TASK TO CARRY OUT: Identify and copy all lines of the material where the string "passed" is found.

TASK INPUT:
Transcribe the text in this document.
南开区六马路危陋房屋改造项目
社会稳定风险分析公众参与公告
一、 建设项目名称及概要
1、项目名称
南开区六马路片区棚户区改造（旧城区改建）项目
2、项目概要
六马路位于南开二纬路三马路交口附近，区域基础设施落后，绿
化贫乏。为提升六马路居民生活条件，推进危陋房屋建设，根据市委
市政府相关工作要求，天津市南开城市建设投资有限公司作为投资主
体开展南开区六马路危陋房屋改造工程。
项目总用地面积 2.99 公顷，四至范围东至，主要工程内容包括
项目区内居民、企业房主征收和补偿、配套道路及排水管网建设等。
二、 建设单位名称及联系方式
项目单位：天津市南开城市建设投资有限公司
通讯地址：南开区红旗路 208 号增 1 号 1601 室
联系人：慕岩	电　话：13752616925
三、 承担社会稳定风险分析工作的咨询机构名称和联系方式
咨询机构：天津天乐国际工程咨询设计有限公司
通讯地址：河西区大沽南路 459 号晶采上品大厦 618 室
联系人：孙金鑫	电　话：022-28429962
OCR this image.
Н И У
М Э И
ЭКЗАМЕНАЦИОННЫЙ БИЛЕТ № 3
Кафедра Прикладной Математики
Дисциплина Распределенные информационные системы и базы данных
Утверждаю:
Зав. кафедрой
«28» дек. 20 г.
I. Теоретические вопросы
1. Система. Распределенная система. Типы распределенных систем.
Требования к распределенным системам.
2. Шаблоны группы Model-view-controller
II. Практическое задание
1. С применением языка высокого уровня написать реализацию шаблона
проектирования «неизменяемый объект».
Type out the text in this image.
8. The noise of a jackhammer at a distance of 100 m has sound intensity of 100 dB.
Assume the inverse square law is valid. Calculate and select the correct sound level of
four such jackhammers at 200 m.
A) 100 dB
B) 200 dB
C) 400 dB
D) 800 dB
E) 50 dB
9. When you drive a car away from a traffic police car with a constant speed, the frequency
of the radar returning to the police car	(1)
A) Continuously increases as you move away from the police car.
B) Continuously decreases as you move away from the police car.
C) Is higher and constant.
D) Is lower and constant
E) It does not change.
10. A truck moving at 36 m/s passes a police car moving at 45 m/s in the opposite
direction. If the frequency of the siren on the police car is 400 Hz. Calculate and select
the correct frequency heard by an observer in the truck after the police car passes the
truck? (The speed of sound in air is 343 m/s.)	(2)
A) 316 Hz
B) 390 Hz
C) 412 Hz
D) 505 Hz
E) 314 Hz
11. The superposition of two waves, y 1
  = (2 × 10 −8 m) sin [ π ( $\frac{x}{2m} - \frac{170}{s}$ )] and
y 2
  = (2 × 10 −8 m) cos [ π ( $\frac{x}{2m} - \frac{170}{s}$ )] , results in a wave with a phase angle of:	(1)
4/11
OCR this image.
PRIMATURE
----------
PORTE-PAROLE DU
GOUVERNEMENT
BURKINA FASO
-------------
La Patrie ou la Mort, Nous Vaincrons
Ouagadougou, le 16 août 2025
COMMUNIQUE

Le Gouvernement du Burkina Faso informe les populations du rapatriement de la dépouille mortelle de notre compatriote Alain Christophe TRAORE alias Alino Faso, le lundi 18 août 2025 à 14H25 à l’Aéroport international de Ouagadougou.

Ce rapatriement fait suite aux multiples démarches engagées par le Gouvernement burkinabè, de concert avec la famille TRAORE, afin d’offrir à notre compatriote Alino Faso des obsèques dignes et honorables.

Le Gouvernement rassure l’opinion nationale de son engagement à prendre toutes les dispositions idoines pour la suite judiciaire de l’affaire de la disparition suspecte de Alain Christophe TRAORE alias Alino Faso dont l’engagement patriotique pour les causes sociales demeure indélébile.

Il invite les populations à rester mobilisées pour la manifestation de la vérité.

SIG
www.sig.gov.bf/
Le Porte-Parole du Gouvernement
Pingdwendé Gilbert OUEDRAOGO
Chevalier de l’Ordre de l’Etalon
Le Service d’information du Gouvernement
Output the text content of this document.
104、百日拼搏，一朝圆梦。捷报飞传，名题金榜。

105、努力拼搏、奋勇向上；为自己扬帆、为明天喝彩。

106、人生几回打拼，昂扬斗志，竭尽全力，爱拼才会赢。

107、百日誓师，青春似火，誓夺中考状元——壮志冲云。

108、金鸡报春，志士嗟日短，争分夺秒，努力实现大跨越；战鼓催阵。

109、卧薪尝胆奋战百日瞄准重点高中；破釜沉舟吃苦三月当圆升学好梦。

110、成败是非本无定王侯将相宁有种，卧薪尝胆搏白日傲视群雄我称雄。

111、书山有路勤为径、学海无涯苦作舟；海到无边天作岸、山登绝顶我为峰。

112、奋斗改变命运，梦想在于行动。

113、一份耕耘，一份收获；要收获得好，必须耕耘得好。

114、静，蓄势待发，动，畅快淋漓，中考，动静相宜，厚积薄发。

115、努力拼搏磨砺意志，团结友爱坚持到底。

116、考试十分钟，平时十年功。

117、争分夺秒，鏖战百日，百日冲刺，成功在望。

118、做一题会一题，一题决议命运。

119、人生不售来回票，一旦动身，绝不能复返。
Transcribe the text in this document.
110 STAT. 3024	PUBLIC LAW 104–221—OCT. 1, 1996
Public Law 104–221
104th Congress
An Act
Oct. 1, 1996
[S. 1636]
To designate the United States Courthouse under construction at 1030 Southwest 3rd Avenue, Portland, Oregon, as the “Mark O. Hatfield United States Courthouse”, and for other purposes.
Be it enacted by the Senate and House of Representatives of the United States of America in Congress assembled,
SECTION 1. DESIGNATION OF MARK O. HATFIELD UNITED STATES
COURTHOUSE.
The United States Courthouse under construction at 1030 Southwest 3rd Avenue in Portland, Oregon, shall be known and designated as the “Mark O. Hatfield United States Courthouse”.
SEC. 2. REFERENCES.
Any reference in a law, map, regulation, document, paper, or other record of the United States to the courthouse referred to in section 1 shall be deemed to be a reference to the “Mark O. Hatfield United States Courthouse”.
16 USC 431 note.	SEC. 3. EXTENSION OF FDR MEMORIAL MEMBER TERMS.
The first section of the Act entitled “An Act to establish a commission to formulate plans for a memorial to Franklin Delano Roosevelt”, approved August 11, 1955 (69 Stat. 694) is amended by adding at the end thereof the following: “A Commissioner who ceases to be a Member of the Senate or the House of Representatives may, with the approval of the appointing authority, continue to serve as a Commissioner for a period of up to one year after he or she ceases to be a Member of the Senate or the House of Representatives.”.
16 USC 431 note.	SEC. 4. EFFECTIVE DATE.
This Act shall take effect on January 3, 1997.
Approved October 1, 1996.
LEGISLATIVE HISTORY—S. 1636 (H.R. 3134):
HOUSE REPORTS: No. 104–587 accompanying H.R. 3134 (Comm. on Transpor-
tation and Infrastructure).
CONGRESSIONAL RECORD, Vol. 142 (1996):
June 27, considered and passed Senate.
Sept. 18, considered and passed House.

SOLUTION BELOW:
June 27, considered and passed Senate.
Sept. 18, considered and passed House.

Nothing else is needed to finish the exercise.